Description of the task »
Give every entry again, unchanged, and leave its images out.
----- Source data -----
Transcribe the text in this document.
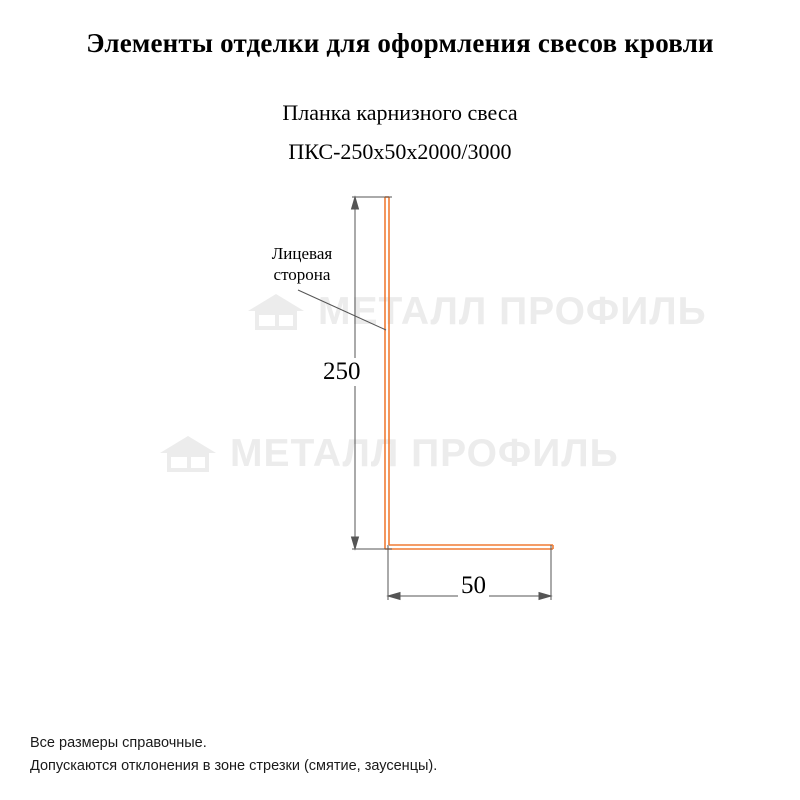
Элементы отделки для оформления свесов кровли
Планка карнизного свеса
ПКС-250х50х2000/3000
МЕТАЛЛ ПРОФИЛЬ
МЕТАЛЛ ПРОФИЛЬ
Лицевая
сторона
250
50
Все размеры справочные.
Допускаются отклонения в зоне стрезки (смятие, заусенцы).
-----
Response below »
Transcribe the text in this document.
Элементы отделки для оформления свесов кровли
Планка карнизного свеса
ПКС-250х50х2000/3000
МЕТАЛЛ ПРОФИЛЬ
МЕТАЛЛ ПРОФИЛЬ
Лицевая
сторона
250
50
Все размеры справочные.
Допускаются отклонения в зоне стрезки (смятие, заусенцы).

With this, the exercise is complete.